**RECORDS**
════════════════

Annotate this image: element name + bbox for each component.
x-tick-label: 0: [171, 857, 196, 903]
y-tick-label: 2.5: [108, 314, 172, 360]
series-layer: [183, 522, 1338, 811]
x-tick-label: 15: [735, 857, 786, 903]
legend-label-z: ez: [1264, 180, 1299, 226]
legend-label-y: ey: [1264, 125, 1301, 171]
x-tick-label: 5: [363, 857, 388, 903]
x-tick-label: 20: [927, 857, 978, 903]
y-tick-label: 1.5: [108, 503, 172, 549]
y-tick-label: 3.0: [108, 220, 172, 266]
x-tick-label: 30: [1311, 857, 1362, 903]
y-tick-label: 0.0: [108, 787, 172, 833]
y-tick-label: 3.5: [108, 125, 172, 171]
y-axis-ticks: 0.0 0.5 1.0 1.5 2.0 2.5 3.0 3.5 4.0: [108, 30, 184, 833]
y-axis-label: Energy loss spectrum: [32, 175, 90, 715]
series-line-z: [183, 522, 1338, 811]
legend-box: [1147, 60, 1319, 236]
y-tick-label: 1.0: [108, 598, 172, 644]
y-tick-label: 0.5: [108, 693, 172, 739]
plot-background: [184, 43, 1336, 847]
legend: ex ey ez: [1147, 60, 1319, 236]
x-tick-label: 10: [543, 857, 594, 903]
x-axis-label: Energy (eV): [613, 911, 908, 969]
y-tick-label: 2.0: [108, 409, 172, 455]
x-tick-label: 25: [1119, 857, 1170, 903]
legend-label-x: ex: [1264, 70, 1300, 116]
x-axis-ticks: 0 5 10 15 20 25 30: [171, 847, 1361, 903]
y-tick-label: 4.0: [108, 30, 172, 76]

════════════════

**WHAT YOU SHOULD DO**
Can you return all of the records above line for line, with no changes?

**EXERCISE SOLUTION**
Annotate this image: element name + bbox for each component.
x-tick-label: 0: [171, 857, 196, 903]
y-tick-label: 2.5: [108, 314, 172, 360]
series-layer: [183, 522, 1338, 811]
x-tick-label: 15: [735, 857, 786, 903]
legend-label-z: ez: [1264, 180, 1299, 226]
legend-label-y: ey: [1264, 125, 1301, 171]
x-tick-label: 5: [363, 857, 388, 903]
x-tick-label: 20: [927, 857, 978, 903]
y-tick-label: 1.5: [108, 503, 172, 549]
y-tick-label: 3.0: [108, 220, 172, 266]
x-tick-label: 30: [1311, 857, 1362, 903]
y-tick-label: 0.0: [108, 787, 172, 833]
y-tick-label: 3.5: [108, 125, 172, 171]
y-axis-ticks: 0.0 0.5 1.0 1.5 2.0 2.5 3.0 3.5 4.0: [108, 30, 184, 833]
y-axis-label: Energy loss spectrum: [32, 175, 90, 715]
series-line-z: [183, 522, 1338, 811]
legend-box: [1147, 60, 1319, 236]
y-tick-label: 1.0: [108, 598, 172, 644]
y-tick-label: 0.5: [108, 693, 172, 739]
plot-background: [184, 43, 1336, 847]
legend: ex ey ez: [1147, 60, 1319, 236]
x-tick-label: 10: [543, 857, 594, 903]
x-axis-label: Energy (eV): [613, 911, 908, 969]
y-tick-label: 2.0: [108, 409, 172, 455]
x-tick-label: 25: [1119, 857, 1170, 903]
legend-label-x: ex: [1264, 70, 1300, 116]
x-axis-ticks: 0 5 10 15 20 25 30: [171, 847, 1361, 903]
y-tick-label: 4.0: [108, 30, 172, 76]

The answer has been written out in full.